══ Available records ══

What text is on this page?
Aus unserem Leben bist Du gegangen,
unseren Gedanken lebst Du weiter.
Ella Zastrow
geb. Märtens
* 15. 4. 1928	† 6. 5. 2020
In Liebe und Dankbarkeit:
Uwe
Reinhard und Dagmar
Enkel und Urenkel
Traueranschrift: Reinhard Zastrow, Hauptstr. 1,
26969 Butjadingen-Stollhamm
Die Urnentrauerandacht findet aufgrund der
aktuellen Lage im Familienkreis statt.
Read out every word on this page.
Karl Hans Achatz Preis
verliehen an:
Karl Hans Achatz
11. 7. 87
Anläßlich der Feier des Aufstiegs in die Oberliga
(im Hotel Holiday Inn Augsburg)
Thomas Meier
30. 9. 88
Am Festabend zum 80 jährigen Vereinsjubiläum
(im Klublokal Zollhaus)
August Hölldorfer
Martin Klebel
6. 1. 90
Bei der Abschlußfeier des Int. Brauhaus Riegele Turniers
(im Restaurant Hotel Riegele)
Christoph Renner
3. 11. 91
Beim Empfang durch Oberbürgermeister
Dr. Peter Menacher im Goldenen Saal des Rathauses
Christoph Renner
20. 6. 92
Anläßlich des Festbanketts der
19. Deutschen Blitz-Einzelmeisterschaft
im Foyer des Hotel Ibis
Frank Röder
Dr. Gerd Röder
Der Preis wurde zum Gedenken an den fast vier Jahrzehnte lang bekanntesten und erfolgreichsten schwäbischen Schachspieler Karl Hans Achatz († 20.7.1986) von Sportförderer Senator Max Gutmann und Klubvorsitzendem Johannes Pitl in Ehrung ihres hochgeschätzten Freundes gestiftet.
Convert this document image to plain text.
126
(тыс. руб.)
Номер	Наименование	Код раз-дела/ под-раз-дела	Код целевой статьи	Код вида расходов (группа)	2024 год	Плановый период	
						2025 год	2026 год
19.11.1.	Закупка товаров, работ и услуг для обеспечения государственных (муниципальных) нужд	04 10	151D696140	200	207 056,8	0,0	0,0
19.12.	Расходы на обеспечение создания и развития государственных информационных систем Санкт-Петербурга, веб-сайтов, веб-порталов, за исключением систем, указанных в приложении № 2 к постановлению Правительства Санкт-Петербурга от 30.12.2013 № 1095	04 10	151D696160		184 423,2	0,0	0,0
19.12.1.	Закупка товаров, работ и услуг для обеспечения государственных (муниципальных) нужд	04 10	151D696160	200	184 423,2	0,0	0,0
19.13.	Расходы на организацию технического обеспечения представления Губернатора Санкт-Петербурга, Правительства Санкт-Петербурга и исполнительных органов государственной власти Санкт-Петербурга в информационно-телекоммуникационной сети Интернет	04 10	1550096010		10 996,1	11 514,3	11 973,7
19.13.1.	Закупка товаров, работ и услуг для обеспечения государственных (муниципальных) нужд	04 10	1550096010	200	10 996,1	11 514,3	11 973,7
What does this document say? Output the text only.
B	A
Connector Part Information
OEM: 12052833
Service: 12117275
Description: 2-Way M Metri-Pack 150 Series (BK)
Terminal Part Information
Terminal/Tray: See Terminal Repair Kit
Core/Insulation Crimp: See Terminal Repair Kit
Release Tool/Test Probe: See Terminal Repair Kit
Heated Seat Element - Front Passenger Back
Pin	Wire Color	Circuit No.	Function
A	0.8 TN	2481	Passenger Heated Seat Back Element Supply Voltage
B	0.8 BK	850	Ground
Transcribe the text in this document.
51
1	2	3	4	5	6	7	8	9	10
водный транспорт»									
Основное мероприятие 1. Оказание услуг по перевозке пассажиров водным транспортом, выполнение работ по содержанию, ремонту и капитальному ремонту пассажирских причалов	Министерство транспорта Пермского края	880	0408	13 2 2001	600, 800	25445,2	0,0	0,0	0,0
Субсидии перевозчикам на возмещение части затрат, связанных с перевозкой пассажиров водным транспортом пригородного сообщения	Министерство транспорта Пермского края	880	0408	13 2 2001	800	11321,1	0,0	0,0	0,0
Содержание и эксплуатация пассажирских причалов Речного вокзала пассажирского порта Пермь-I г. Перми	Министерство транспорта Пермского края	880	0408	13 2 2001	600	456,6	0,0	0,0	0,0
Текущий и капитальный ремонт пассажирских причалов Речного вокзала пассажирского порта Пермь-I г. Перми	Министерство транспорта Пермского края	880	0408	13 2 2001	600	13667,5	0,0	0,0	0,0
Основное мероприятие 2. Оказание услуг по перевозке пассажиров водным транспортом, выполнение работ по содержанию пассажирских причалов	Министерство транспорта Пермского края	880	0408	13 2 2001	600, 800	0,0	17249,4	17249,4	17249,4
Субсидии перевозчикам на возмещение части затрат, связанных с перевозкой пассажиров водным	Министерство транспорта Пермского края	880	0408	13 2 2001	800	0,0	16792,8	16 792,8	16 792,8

═══

## Written exercise
Pull out all lines from the listing that contain the string "Passenger".

## Response
Heated Seat Element - Front Passenger Back
A	0.8 TN	2481	Passenger Heated Seat Back Element Supply Voltage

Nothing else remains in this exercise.